• [READING PASSAGE]
━━━

Intro to SQLfor Organizing
Subsection 6.4

Save and share

~5 min

Reading

A query becomes more useful when someone else can find it, rerun it, or understand it.

BigQuery includes several sharing and output options.

Ways to share queried data

  • Local file exports: CSV or JSON.
  • Online locations: CSV in Google Drive or a static Google Sheet.
  • BI and analysis tools: Looker Studio or Colab notebooks.

Use CSV when the recipient needs a simple data snapshot. CSV files open in most spreadsheet tools.

Use JSON when the data structure is more complex or may be read by another system.

Use Google Sheets when stakeholders need to view or lightly analyze the result in a browser.

Use Looker Studio when you want a dashboard or visual report.

Use Colab when you want to share both data and analysis code.

BigQuery also has buttons near the query editor:

  • Run: runs the query.
  • Save: creates a saved query or query snippet.
  • Share: manages access.
  • Schedule: runs a query later or on a regular interval.
  • More: can specify a table where query output should be saved.

BigQuery does not automatically save every query you type as a saved query. Query History may keep executed queries for a period of time, but that is not the same as saving an important query for long-term use.

Best practice

  • Save important queries as snippets or saved queries.
  • Give the query a clear name.
  • Include comments if the logic needs explanation.
  • Confirm sharing permissions before sending a link.

━━━

• [THE DATA]
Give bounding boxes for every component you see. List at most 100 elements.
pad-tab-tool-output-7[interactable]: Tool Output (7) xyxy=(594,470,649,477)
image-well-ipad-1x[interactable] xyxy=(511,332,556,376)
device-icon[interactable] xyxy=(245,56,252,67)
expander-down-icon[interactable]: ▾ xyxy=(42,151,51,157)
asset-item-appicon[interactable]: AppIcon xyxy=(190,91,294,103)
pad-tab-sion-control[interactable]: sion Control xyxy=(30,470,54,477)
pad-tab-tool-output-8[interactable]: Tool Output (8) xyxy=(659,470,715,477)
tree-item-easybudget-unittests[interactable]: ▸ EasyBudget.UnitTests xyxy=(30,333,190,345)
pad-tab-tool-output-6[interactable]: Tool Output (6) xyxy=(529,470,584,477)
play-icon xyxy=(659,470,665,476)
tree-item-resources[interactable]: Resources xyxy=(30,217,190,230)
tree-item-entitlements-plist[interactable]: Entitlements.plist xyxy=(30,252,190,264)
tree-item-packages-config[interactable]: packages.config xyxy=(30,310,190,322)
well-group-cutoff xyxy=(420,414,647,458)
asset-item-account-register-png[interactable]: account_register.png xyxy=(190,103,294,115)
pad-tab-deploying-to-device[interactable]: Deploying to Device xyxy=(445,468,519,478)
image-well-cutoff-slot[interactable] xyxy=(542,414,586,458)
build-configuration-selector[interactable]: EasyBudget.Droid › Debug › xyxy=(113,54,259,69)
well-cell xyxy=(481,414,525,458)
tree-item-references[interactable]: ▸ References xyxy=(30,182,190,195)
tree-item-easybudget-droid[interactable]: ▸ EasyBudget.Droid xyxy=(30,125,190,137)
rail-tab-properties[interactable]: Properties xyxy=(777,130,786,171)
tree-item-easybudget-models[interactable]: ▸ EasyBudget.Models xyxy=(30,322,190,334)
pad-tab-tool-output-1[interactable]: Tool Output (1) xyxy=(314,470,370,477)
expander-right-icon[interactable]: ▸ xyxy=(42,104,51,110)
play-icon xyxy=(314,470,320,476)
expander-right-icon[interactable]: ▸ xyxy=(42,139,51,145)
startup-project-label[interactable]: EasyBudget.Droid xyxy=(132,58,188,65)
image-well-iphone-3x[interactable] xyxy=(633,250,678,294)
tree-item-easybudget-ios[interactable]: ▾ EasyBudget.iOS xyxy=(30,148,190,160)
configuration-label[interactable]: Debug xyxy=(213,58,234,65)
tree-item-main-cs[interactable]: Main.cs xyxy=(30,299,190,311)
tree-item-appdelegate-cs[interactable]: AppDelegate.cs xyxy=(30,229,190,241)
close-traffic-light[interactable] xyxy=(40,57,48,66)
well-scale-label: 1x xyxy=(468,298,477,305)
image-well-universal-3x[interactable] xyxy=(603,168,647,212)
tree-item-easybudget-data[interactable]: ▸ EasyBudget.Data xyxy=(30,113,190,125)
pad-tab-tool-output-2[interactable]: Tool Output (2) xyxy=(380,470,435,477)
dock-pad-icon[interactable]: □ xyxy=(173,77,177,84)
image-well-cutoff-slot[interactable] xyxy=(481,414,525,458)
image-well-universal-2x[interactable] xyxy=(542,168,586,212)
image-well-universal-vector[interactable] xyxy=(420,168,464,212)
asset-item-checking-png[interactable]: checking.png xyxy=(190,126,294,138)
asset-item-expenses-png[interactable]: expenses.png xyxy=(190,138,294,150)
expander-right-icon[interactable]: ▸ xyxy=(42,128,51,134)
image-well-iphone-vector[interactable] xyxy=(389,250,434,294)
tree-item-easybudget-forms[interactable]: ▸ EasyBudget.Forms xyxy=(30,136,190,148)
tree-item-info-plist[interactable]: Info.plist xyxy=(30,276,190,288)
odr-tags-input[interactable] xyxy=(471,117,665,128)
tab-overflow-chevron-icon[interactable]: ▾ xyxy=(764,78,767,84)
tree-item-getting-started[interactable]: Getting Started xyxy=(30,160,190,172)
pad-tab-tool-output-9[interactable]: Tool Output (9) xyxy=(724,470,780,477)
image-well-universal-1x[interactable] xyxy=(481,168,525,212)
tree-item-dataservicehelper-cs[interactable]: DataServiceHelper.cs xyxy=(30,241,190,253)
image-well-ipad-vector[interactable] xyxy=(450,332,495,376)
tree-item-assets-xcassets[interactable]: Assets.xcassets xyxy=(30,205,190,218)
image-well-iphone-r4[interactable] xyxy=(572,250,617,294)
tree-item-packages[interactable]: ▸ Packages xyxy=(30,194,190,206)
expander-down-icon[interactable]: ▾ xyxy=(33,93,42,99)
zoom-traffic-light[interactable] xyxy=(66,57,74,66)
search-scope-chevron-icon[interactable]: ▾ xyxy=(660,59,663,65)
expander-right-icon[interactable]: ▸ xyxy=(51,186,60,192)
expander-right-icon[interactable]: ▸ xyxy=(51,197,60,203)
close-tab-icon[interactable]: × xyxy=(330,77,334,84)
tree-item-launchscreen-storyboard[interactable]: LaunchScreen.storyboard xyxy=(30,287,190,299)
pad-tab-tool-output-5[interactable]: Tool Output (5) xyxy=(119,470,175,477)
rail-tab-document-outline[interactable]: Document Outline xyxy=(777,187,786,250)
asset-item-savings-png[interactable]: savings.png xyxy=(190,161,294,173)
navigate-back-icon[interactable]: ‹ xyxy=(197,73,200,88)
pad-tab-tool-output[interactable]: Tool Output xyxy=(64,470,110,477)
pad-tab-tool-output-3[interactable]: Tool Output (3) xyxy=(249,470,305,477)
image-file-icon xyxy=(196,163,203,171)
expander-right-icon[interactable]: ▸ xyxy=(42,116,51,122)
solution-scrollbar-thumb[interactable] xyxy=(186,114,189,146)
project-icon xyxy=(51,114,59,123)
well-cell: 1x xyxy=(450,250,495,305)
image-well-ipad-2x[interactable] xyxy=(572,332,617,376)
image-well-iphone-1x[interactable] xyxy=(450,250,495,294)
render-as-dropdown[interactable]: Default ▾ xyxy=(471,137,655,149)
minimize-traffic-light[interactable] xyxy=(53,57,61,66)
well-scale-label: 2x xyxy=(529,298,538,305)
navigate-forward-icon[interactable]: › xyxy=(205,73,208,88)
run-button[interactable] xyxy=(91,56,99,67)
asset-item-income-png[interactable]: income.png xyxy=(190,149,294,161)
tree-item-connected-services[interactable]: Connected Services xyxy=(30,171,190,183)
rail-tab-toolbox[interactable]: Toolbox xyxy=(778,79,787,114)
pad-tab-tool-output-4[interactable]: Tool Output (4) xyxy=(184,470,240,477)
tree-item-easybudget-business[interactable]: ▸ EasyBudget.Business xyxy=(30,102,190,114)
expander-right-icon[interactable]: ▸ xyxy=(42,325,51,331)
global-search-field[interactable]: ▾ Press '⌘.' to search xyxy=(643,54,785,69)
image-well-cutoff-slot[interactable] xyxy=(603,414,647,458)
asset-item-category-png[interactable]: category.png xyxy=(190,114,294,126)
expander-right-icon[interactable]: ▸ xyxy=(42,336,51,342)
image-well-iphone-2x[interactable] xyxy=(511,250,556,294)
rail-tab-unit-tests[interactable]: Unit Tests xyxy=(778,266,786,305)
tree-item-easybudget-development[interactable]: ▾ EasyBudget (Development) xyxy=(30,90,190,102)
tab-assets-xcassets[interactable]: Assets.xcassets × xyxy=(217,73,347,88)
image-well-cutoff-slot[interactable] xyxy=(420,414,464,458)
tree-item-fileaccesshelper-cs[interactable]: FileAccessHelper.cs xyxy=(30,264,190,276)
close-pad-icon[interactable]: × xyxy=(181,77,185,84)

━━━

• [ASSIGNED TASK 1] In the reading on saving and sharing queries, shorten the paragraph that begins "BigQuery does not automatically save every query" while keeping its main facts.
• [ASSIGNED TASK 2] Resume the reading on saving and sharing BigQuery queries, picking up after its last line.

• [EXERCISE OUTPUT 1] BigQuery doesn't save typed queries as saved queries automatically. Query History may hold executed queries for a while, but that doesn't replace saving important queries for long-term use.

• [EXERCISE OUTPUT 2]
  • For complex work, store SQL in version control or a shared documentation space.

Scheduled queries are useful for regular reporting. For example, a GOTV program might run a nightly query that counts doors knocked, supporter responses, areas covered, and follow-up needs. The output could feed a dashboard for campaign managers.

Learner action

Save or prepare to share your final query. Write down where the query will live and who needs access.

Saving the query (deck slide 29)

From the deck speaker note:

"BigQuery does not automatically save every query you write. To retain a query, click the Save button in the SQL editor. You can save it as a query snippet for later use."

Two layers to remember:

  • Saved Queries : manual saves you (or your team) can return to later.
  • Query history : BigQuery automatically logs every query you've run for 90 days.

Save your query : six steps

  1. Click Save above the query editor.
  2. Choose Save query.
  3. Give it a clear name: "Intro to SQL : [your case]".
  4. Add a one-line description so a teammate can read the purpose without running it.
  5. Pick Personal (private to you) or Project (shared with anyone who has project access).
  6. Copy the SQL into your Organizer Query Brief.

Sharing the result (deck slide 28)

How to shareWhen to use it
Download CSVStakeholders who want a snapshot to open in Excel or Sheets.
Download JSONNested data, or feeding another tool.
Save to Google Drive (CSV)Large datasets, easier link-sharing.
Save to Google SheetsLightweight collaborative review with built-in permissions.
Save to a BigQuery table (More menu)Persist the output as its own table for downstream queries.
Looker StudioLive dashboard for ongoing reporting.
Colab notebookPair the data with Python analysis.

Bonus : the Schedule button (deck slide 29: Rosario's GOTV case)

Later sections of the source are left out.